> **THE TASK**: Reproduce the listing below verbatim.

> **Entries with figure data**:
= = = = =
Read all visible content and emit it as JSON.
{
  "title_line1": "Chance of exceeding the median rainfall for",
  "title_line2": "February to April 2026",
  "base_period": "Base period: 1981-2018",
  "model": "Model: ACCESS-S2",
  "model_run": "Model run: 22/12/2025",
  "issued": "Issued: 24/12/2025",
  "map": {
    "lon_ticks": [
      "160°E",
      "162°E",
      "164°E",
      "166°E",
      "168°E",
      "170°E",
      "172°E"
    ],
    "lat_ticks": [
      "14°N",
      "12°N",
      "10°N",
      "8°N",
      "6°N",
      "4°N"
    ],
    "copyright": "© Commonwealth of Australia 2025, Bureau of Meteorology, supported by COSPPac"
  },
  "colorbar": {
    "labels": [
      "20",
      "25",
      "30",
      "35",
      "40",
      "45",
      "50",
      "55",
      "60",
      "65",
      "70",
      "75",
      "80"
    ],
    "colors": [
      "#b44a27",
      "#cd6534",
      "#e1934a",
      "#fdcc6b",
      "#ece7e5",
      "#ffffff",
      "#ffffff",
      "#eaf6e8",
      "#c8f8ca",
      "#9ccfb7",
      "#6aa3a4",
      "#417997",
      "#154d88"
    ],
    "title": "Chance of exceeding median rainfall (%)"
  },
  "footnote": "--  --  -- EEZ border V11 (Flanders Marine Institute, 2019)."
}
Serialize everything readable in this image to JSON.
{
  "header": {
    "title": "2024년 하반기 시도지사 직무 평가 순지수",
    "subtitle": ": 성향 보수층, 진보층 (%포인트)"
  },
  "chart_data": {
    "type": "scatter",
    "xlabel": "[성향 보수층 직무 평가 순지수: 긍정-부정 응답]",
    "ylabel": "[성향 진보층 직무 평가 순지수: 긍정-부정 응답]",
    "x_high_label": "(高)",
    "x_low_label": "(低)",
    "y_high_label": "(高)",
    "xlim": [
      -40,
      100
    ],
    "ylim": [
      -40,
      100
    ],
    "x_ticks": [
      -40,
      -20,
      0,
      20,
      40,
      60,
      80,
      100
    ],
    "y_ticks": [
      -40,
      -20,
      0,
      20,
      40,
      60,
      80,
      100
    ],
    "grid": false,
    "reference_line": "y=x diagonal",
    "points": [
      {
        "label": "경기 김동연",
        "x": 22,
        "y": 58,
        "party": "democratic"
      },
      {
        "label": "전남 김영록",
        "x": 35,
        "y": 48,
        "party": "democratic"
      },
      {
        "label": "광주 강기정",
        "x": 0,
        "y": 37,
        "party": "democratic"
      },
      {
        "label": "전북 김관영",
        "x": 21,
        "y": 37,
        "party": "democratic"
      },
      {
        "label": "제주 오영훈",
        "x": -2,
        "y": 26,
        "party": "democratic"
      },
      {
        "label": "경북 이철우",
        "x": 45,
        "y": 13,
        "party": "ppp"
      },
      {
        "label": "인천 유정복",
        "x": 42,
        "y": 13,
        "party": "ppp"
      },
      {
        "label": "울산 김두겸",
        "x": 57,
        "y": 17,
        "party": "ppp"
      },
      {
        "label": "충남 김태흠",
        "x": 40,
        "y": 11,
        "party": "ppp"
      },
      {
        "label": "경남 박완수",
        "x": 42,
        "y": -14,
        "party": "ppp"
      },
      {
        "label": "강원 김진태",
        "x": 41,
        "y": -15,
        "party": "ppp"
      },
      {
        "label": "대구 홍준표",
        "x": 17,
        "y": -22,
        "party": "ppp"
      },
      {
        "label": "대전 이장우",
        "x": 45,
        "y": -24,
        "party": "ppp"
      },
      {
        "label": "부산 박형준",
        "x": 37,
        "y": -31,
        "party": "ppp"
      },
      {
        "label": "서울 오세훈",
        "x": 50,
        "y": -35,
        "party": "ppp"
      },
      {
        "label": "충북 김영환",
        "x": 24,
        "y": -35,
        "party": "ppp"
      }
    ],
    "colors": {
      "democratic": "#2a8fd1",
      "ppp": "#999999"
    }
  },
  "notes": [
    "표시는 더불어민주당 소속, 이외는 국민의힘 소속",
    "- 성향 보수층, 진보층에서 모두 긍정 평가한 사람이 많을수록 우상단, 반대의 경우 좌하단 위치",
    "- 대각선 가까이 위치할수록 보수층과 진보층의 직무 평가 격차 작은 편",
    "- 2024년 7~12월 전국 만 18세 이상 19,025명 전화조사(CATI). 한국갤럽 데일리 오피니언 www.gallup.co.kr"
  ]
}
= = = = =
> **RESULT BELOW**:
Read all visible content and emit it as JSON.
{
  "title_line1": "Chance of exceeding the median rainfall for",
  "title_line2": "February to April 2026",
  "base_period": "Base period: 1981-2018",
  "model": "Model: ACCESS-S2",
  "model_run": "Model run: 22/12/2025",
  "issued": "Issued: 24/12/2025",
  "map": {
    "lon_ticks": [
      "160°E",
      "162°E",
      "164°E",
      "166°E",
      "168°E",
      "170°E",
      "172°E"
    ],
    "lat_ticks": [
      "14°N",
      "12°N",
      "10°N",
      "8°N",
      "6°N",
      "4°N"
    ],
    "copyright": "© Commonwealth of Australia 2025, Bureau of Meteorology, supported by COSPPac"
  },
  "colorbar": {
    "labels": [
      "20",
      "25",
      "30",
      "35",
      "40",
      "45",
      "50",
      "55",
      "60",
      "65",
      "70",
      "75",
      "80"
    ],
    "colors": [
      "#b44a27",
      "#cd6534",
      "#e1934a",
      "#fdcc6b",
      "#ece7e5",
      "#ffffff",
      "#ffffff",
      "#eaf6e8",
      "#c8f8ca",
      "#9ccfb7",
      "#6aa3a4",
      "#417997",
      "#154d88"
    ],
    "title": "Chance of exceeding median rainfall (%)"
  },
  "footnote": "--  --  -- EEZ border V11 (Flanders Marine Institute, 2019)."
}
Serialize everything readable in this image to JSON.
{
  "header": {
    "title": "2024년 하반기 시도지사 직무 평가 순지수",
    "subtitle": ": 성향 보수층, 진보층 (%포인트)"
  },
  "chart_data": {
    "type": "scatter",
    "xlabel": "[성향 보수층 직무 평가 순지수: 긍정-부정 응답]",
    "ylabel": "[성향 진보층 직무 평가 순지수: 긍정-부정 응답]",
    "x_high_label": "(高)",
    "x_low_label": "(低)",
    "y_high_label": "(高)",
    "xlim": [
      -40,
      100
    ],
    "ylim": [
      -40,
      100
    ],
    "x_ticks": [
      -40,
      -20,
      0,
      20,
      40,
      60,
      80,
      100
    ],
    "y_ticks": [
      -40,
      -20,
      0,
      20,
      40,
      60,
      80,
      100
    ],
    "grid": false,
    "reference_line": "y=x diagonal",
    "points": [
      {
        "label": "경기 김동연",
        "x": 22,
        "y": 58,
        "party": "democratic"
      },
      {
        "label": "전남 김영록",
        "x": 35,
        "y": 48,
        "party": "democratic"
      },
      {
        "label": "광주 강기정",
        "x": 0,
        "y": 37,
        "party": "democratic"
      },
      {
        "label": "전북 김관영",
        "x": 21,
        "y": 37,
        "party": "democratic"
      },
      {
        "label": "제주 오영훈",
        "x": -2,
        "y": 26,
        "party": "democratic"
      },
      {
        "label": "경북 이철우",
        "x": 45,
        "y": 13,
        "party": "ppp"
      },
      {
        "label": "인천 유정복",
        "x": 42,
        "y": 13,
        "party": "ppp"
      },
      {
        "label": "울산 김두겸",
        "x": 57,
        "y": 17,
        "party": "ppp"
      },
      {
        "label": "충남 김태흠",
        "x": 40,
        "y": 11,
        "party": "ppp"
      },
      {
        "label": "경남 박완수",
        "x": 42,
        "y": -14,
        "party": "ppp"
      },
      {
        "label": "강원 김진태",
        "x": 41,
        "y": -15,
        "party": "ppp"
      },
      {
        "label": "대구 홍준표",
        "x": 17,
        "y": -22,
        "party": "ppp"
      },
      {
        "label": "대전 이장우",
        "x": 45,
        "y": -24,
        "party": "ppp"
      },
      {
        "label": "부산 박형준",
        "x": 37,
        "y": -31,
        "party": "ppp"
      },
      {
        "label": "서울 오세훈",
        "x": 50,
        "y": -35,
        "party": "ppp"
      },
      {
        "label": "충북 김영환",
        "x": 24,
        "y": -35,
        "party": "ppp"
      }
    ],
    "colors": {
      "democratic": "#2a8fd1",
      "ppp": "#999999"
    }
  },
  "notes": [
    "표시는 더불어민주당 소속, 이외는 국민의힘 소속",
    "- 성향 보수층, 진보층에서 모두 긍정 평가한 사람이 많을수록 우상단, 반대의 경우 좌하단 위치",
    "- 대각선 가까이 위치할수록 보수층과 진보층의 직무 평가 격차 작은 편",
    "- 2024년 7~12월 전국 만 18세 이상 19,025명 전화조사(CATI). 한국갤럽 데일리 오피니언 www.gallup.co.kr"
  ]
}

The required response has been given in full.